PROBLEM TO SOLVE — Take every line where the string "this" appears and copy it.

EXERCISE INPUTS —
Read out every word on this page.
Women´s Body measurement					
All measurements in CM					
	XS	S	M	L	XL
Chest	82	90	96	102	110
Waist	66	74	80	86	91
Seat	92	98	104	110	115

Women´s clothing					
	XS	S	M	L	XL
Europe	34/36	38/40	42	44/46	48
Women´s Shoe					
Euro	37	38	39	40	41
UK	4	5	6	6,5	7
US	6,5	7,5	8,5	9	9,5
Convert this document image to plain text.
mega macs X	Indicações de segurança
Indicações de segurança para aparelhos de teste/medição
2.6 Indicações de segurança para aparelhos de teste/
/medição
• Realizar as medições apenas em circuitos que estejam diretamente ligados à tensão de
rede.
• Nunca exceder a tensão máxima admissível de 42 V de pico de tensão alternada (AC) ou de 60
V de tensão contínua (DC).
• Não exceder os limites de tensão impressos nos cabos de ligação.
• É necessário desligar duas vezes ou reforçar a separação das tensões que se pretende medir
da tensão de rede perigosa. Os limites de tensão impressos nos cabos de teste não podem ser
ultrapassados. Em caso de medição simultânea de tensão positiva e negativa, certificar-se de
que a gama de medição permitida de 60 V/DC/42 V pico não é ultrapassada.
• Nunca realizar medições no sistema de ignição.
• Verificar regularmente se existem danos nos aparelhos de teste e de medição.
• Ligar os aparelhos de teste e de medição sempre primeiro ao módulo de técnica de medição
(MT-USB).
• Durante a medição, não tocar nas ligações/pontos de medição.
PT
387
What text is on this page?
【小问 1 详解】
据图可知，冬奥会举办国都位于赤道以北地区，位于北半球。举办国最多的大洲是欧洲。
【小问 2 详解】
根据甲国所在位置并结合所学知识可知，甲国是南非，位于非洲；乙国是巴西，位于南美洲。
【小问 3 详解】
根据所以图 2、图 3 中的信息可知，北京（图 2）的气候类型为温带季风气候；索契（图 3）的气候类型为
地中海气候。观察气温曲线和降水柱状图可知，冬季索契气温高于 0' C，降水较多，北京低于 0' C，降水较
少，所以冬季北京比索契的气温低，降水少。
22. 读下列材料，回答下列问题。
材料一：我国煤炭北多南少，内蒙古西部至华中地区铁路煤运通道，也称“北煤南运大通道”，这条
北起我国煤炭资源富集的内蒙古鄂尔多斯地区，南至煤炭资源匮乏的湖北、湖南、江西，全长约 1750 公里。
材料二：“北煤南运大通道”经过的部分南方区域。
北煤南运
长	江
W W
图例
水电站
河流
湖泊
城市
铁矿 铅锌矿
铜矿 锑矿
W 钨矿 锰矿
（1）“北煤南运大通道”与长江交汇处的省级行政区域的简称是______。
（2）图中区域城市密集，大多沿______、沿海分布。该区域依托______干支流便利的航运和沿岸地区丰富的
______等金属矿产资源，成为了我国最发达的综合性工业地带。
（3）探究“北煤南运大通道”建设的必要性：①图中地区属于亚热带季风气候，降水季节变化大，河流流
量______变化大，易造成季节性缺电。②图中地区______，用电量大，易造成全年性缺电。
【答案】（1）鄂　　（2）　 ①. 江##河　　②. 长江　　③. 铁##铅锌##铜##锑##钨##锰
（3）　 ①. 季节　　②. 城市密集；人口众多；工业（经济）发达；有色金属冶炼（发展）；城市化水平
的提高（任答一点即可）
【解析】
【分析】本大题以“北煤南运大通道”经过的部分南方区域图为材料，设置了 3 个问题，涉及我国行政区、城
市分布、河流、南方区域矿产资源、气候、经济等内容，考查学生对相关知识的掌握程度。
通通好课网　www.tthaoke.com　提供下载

THE SOLUTION —
Read out every word on this page.
Convert this document image to plain text.
What text is on this page?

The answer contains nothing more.